Items listed in a dataset:
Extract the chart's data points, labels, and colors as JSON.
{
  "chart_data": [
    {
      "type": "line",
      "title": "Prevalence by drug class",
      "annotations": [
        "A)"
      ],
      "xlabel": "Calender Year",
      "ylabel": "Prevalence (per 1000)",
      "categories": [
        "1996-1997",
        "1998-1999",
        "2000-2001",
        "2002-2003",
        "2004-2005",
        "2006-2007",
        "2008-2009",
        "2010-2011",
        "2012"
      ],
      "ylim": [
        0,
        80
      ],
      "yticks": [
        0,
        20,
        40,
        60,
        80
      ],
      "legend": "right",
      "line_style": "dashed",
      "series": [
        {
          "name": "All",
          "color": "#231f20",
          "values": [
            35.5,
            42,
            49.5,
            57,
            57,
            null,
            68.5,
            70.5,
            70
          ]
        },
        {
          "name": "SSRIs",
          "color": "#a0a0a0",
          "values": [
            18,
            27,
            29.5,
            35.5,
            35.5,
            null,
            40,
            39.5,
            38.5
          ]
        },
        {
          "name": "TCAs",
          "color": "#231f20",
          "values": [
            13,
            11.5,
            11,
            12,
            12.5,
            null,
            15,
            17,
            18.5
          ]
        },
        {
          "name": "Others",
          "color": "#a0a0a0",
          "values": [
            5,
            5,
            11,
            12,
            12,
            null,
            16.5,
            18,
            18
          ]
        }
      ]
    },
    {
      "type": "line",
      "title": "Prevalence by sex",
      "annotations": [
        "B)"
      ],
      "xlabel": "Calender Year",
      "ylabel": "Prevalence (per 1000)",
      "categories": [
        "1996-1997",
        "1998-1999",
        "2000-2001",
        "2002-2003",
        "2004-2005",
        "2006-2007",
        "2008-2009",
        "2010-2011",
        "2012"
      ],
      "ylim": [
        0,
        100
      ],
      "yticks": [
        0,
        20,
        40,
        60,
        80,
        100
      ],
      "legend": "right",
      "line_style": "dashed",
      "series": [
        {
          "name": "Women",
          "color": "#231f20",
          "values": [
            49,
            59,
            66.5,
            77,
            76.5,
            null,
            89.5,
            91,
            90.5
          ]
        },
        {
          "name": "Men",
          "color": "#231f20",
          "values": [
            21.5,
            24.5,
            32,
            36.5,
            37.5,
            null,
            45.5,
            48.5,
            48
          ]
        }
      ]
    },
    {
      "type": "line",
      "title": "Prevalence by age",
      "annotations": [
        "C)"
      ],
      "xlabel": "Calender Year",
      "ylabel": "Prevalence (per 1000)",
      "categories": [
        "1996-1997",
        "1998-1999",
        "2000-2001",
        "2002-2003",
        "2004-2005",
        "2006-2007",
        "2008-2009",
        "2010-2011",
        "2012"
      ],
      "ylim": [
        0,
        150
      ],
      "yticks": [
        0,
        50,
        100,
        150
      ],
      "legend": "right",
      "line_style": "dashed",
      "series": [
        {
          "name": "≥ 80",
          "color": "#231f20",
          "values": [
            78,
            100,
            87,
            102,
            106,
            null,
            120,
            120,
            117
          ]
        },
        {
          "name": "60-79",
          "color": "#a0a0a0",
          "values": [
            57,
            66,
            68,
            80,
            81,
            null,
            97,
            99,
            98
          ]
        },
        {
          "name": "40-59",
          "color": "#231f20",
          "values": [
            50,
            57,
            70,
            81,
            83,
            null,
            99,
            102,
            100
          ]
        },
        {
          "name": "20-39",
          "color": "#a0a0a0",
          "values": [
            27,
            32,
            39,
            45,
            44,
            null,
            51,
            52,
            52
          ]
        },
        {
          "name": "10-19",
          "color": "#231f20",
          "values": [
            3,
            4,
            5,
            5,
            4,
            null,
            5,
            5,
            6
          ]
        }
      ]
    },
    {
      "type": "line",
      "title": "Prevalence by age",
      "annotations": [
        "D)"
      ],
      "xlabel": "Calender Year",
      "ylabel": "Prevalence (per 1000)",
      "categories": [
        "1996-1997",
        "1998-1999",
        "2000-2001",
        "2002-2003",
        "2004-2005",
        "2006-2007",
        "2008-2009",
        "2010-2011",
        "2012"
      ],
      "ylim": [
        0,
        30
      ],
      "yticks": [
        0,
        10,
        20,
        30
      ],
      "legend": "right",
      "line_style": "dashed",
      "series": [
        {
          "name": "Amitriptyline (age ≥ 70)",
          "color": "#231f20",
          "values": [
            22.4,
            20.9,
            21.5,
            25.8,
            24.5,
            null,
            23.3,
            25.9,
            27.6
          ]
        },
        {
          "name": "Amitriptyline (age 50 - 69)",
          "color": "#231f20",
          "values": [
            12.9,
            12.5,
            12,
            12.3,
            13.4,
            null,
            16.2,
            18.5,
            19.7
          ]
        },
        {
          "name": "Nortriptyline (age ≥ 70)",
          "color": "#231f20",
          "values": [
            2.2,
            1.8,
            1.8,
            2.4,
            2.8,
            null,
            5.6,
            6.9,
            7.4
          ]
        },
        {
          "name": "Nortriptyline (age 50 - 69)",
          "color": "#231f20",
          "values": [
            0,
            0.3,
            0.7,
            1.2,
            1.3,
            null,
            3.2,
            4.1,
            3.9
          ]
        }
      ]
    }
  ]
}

...

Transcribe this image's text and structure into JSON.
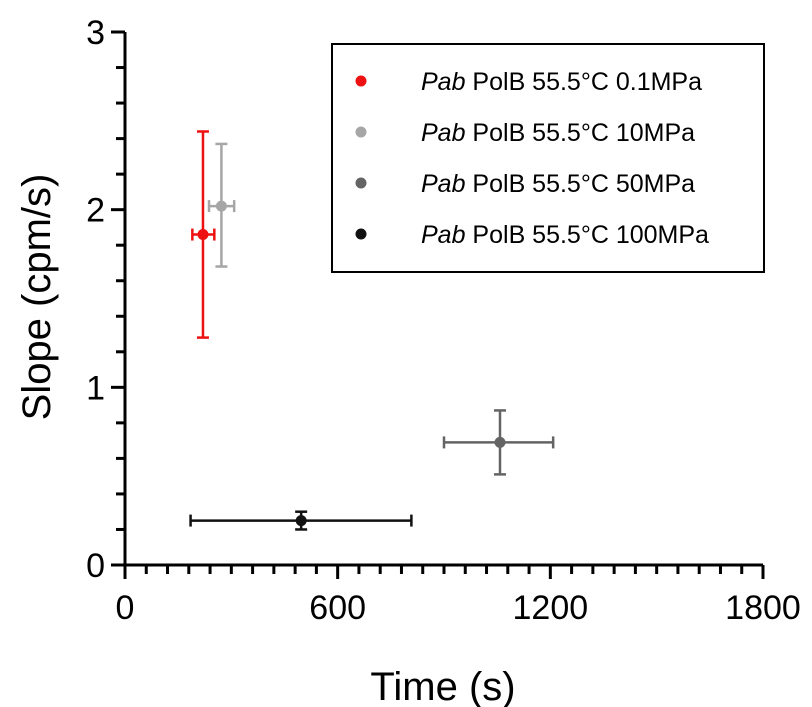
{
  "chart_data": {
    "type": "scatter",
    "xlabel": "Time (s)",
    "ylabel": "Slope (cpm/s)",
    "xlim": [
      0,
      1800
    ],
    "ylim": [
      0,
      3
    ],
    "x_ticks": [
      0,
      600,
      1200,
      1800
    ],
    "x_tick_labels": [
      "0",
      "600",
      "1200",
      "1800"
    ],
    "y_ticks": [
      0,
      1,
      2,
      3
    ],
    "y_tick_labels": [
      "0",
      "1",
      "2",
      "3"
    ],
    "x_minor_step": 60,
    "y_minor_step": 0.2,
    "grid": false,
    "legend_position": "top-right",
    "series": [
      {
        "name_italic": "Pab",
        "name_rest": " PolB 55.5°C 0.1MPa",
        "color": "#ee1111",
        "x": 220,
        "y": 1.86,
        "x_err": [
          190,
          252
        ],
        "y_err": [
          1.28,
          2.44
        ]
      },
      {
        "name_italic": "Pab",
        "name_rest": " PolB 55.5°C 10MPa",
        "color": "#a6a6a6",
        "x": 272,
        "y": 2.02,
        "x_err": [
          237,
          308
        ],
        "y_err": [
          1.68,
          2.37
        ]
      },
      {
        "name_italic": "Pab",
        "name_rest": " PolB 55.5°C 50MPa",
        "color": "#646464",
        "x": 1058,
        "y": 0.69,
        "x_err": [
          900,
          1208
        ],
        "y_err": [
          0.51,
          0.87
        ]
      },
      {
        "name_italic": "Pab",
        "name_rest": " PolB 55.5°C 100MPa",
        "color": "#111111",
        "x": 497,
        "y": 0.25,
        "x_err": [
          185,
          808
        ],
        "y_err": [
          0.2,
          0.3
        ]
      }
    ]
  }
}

**Requirement:** Report how many lines contain "PolB". Give nothing but the number.

**Result below:** 4